Data records:
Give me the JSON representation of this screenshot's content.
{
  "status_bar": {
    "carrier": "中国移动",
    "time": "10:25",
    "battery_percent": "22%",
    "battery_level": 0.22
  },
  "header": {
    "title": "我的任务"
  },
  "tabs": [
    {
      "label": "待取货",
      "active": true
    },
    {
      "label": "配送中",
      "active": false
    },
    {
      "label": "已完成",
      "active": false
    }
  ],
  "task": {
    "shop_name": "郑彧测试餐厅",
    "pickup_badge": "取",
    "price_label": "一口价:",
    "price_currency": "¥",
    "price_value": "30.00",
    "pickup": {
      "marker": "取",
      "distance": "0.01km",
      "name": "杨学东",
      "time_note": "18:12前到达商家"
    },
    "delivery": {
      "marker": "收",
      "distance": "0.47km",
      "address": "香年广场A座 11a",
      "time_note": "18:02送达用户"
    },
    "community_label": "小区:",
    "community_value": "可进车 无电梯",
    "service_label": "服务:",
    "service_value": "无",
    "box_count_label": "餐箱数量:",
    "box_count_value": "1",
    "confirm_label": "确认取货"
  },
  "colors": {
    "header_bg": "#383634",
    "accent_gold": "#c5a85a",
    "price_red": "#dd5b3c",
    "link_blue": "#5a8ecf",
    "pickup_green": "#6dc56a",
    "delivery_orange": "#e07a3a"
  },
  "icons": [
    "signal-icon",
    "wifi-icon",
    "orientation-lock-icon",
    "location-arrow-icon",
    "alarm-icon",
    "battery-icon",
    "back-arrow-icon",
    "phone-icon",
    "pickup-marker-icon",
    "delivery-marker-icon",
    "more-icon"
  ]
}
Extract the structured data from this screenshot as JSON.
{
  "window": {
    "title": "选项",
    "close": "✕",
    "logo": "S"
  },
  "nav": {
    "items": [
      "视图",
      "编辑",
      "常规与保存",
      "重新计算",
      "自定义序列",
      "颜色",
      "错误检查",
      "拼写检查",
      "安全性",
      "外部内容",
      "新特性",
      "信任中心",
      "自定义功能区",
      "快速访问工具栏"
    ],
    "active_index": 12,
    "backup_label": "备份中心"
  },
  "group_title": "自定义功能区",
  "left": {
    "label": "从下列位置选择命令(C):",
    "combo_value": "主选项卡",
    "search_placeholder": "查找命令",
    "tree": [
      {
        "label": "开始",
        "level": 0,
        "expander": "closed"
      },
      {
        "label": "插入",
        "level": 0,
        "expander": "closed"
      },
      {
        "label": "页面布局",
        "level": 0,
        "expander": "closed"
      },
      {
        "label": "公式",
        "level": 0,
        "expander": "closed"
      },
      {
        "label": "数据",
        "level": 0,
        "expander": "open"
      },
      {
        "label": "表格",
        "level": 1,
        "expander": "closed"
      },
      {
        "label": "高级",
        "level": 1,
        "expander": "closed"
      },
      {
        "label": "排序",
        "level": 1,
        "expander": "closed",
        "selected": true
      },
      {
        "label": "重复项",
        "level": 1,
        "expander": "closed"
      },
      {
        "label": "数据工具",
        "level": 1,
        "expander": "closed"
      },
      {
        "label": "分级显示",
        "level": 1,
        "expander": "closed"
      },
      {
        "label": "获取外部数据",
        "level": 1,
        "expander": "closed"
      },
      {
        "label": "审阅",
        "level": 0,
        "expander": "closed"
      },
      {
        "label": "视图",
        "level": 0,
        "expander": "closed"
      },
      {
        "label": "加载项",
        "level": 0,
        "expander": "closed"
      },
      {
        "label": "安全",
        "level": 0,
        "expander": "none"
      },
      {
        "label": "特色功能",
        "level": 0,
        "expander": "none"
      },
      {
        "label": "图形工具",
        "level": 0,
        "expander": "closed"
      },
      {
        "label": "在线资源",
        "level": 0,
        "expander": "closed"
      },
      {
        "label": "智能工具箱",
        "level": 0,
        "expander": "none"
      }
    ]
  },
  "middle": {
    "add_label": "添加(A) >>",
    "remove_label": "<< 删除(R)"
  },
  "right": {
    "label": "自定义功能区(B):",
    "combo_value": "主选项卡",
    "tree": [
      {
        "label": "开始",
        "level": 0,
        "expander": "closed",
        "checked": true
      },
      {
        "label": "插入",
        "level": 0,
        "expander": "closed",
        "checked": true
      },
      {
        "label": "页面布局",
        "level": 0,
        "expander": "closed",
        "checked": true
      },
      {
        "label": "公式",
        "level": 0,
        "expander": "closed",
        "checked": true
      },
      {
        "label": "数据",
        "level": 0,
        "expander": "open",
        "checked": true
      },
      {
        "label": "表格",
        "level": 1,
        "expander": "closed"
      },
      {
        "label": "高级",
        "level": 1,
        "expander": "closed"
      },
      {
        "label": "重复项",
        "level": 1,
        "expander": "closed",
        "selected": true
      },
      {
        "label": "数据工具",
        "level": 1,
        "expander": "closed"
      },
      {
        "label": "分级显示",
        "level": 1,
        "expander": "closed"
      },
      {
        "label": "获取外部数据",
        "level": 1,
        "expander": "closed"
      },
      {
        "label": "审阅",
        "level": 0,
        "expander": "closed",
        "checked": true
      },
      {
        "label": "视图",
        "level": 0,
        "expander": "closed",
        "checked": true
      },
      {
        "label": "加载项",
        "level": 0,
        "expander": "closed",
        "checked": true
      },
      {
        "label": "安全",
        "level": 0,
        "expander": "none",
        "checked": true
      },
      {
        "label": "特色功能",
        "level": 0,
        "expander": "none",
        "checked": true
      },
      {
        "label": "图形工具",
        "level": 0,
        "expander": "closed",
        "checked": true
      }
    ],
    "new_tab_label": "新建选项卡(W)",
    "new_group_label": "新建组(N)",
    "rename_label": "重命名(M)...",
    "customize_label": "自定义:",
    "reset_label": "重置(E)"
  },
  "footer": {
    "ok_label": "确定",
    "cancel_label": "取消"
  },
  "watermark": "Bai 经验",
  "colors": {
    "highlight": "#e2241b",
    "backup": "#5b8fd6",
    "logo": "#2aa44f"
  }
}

:: Given task ::
Print out the whole listing exactly as it appears.

:: Task result ::
Give me the JSON representation of this screenshot's content.
{
  "status_bar": {
    "carrier": "中国移动",
    "time": "10:25",
    "battery_percent": "22%",
    "battery_level": 0.22
  },
  "header": {
    "title": "我的任务"
  },
  "tabs": [
    {
      "label": "待取货",
      "active": true
    },
    {
      "label": "配送中",
      "active": false
    },
    {
      "label": "已完成",
      "active": false
    }
  ],
  "task": {
    "shop_name": "郑彧测试餐厅",
    "pickup_badge": "取",
    "price_label": "一口价:",
    "price_currency": "¥",
    "price_value": "30.00",
    "pickup": {
      "marker": "取",
      "distance": "0.01km",
      "name": "杨学东",
      "time_note": "18:12前到达商家"
    },
    "delivery": {
      "marker": "收",
      "distance": "0.47km",
      "address": "香年广场A座 11a",
      "time_note": "18:02送达用户"
    },
    "community_label": "小区:",
    "community_value": "可进车 无电梯",
    "service_label": "服务:",
    "service_value": "无",
    "box_count_label": "餐箱数量:",
    "box_count_value": "1",
    "confirm_label": "确认取货"
  },
  "colors": {
    "header_bg": "#383634",
    "accent_gold": "#c5a85a",
    "price_red": "#dd5b3c",
    "link_blue": "#5a8ecf",
    "pickup_green": "#6dc56a",
    "delivery_orange": "#e07a3a"
  },
  "icons": [
    "signal-icon",
    "wifi-icon",
    "orientation-lock-icon",
    "location-arrow-icon",
    "alarm-icon",
    "battery-icon",
    "back-arrow-icon",
    "phone-icon",
    "pickup-marker-icon",
    "delivery-marker-icon",
    "more-icon"
  ]
}
Extract the structured data from this screenshot as JSON.
{
  "window": {
    "title": "选项",
    "close": "✕",
    "logo": "S"
  },
  "nav": {
    "items": [
      "视图",
      "编辑",
      "常规与保存",
      "重新计算",
      "自定义序列",
      "颜色",
      "错误检查",
      "拼写检查",
      "安全性",
      "外部内容",
      "新特性",
      "信任中心",
      "自定义功能区",
      "快速访问工具栏"
    ],
    "active_index": 12,
    "backup_label": "备份中心"
  },
  "group_title": "自定义功能区",
  "left": {
    "label": "从下列位置选择命令(C):",
    "combo_value": "主选项卡",
    "search_placeholder": "查找命令",
    "tree": [
      {
        "label": "开始",
        "level": 0,
        "expander": "closed"
      },
      {
        "label": "插入",
        "level": 0,
        "expander": "closed"
      },
      {
        "label": "页面布局",
        "level": 0,
        "expander": "closed"
      },
      {
        "label": "公式",
        "level": 0,
        "expander": "closed"
      },
      {
        "label": "数据",
        "level": 0,
        "expander": "open"
      },
      {
        "label": "表格",
        "level": 1,
        "expander": "closed"
      },
      {
        "label": "高级",
        "level": 1,
        "expander": "closed"
      },
      {
        "label": "排序",
        "level": 1,
        "expander": "closed",
        "selected": true
      },
      {
        "label": "重复项",
        "level": 1,
        "expander": "closed"
      },
      {
        "label": "数据工具",
        "level": 1,
        "expander": "closed"
      },
      {
        "label": "分级显示",
        "level": 1,
        "expander": "closed"
      },
      {
        "label": "获取外部数据",
        "level": 1,
        "expander": "closed"
      },
      {
        "label": "审阅",
        "level": 0,
        "expander": "closed"
      },
      {
        "label": "视图",
        "level": 0,
        "expander": "closed"
      },
      {
        "label": "加载项",
        "level": 0,
        "expander": "closed"
      },
      {
        "label": "安全",
        "level": 0,
        "expander": "none"
      },
      {
        "label": "特色功能",
        "level": 0,
        "expander": "none"
      },
      {
        "label": "图形工具",
        "level": 0,
        "expander": "closed"
      },
      {
        "label": "在线资源",
        "level": 0,
        "expander": "closed"
      },
      {
        "label": "智能工具箱",
        "level": 0,
        "expander": "none"
      }
    ]
  },
  "middle": {
    "add_label": "添加(A) >>",
    "remove_label": "<< 删除(R)"
  },
  "right": {
    "label": "自定义功能区(B):",
    "combo_value": "主选项卡",
    "tree": [
      {
        "label": "开始",
        "level": 0,
        "expander": "closed",
        "checked": true
      },
      {
        "label": "插入",
        "level": 0,
        "expander": "closed",
        "checked": true
      },
      {
        "label": "页面布局",
        "level": 0,
        "expander": "closed",
        "checked": true
      },
      {
        "label": "公式",
        "level": 0,
        "expander": "closed",
        "checked": true
      },
      {
        "label": "数据",
        "level": 0,
        "expander": "open",
        "checked": true
      },
      {
        "label": "表格",
        "level": 1,
        "expander": "closed"
      },
      {
        "label": "高级",
        "level": 1,
        "expander": "closed"
      },
      {
        "label": "重复项",
        "level": 1,
        "expander": "closed",
        "selected": true
      },
      {
        "label": "数据工具",
        "level": 1,
        "expander": "closed"
      },
      {
        "label": "分级显示",
        "level": 1,
        "expander": "closed"
      },
      {
        "label": "获取外部数据",
        "level": 1,
        "expander": "closed"
      },
      {
        "label": "审阅",
        "level": 0,
        "expander": "closed",
        "checked": true
      },
      {
        "label": "视图",
        "level": 0,
        "expander": "closed",
        "checked": true
      },
      {
        "label": "加载项",
        "level": 0,
        "expander": "closed",
        "checked": true
      },
      {
        "label": "安全",
        "level": 0,
        "expander": "none",
        "checked": true
      },
      {
        "label": "特色功能",
        "level": 0,
        "expander": "none",
        "checked": true
      },
      {
        "label": "图形工具",
        "level": 0,
        "expander": "closed",
        "checked": true
      }
    ],
    "new_tab_label": "新建选项卡(W)",
    "new_group_label": "新建组(N)",
    "rename_label": "重命名(M)...",
    "customize_label": "自定义:",
    "reset_label": "重置(E)"
  },
  "footer": {
    "ok_label": "确定",
    "cancel_label": "取消"
  },
  "watermark": "Bai 经验",
  "colors": {
    "highlight": "#e2241b",
    "backup": "#5b8fd6",
    "logo": "#2aa44f"
  }
}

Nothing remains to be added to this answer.